» **Saved data entries**:
_ _ _ _ _

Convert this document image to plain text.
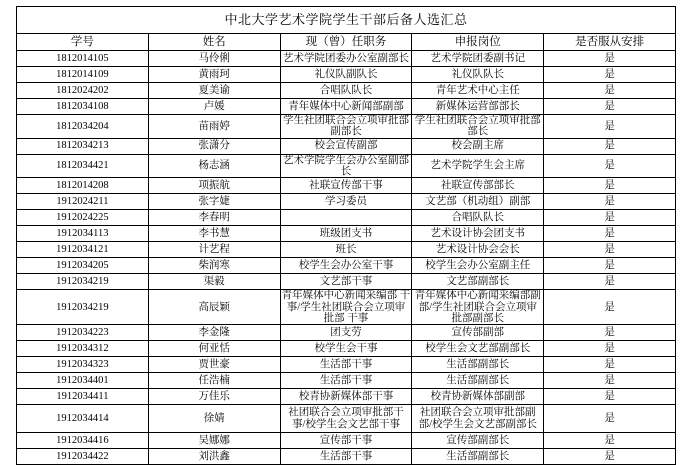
中北大学艺术学院学生干部后备人选汇总				
学号	姓名	现（曾）任职务	申报岗位	是否服从安排
1812014105	马伶俐	艺术学院团委办公室副部长	艺术学院团委副书记	是
1812014109	黄雨珂	礼仪队副队长	礼仪队队长	是
1812024202	夏美谕	合唱队队长	青年艺术中心主任	是
1812034108	卢媛	青年媒体中心新闻部副部	新媒体运营部部长	是
1812034204	苗雨婷	学生社团联合会立项审批部副部长	学生社团联合会立项审批部部长	是
1812034213	张潇分	校会宣传副部	校会副主席	是
1812034421	杨志涵	艺术学院学生会办公室副部长	艺术学院学生会主席	是
1812014208	项振航	社联宣传部干事	社联宣传部部长	是
1912024211	张字婕	学习委员	文艺部（机动组）副部	是
1912024225	李春明		合唱队队长	是
1912034113	李书慧	班级团支书	艺术设计协会团支书	是
1912034121	计艺程	班长	艺术设计协会会长	是
1912034205	柴润寒	校学生会办公室干事	校学生会办公室副主任	是
1912034219	渠毅	文艺部干事	文艺部副部长	是
1912034219	高辰颖	青年媒体中心新闻采编部 干事/学生社团联合会立项审批部 干事	青年媒体中心新闻采编部副部/学生社团联合会立项审批部副部长	是
1912034223	李金隆	团支劳	宣传部副部	是
1912034312	何亚恬	校学生会干事	校学生会文艺部副部长	是
1912034323	贾世豪	生活部干事	生活部副部长	是
1912034401	任浩楠	生活部干事	生活部副部长	是
1912034411	万佳乐	校青协新媒体部干事	校青协新媒体部副部	是
1912034414	徐婧	社团联合会立项审批部干事/校学生会文艺部干事	社团联合会立项审批部副部/校学生会文艺部副部长	是
1912034416	吴娜娜	宣传部干事	宣传部副部长	是
1912034422	刘洪鑫	生活部干事	生活部副部长	是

_ _ _ _ _

» **Goal**: Pick out every line with the string "生活部干事" and copy it.

» **Exercise answer**:
1912034323	贾世豪	生活部干事	生活部副部长	是
1912034401	任浩楠	生活部干事	生活部副部长	是
1912034422	刘洪鑫	生活部干事	生活部副部长	是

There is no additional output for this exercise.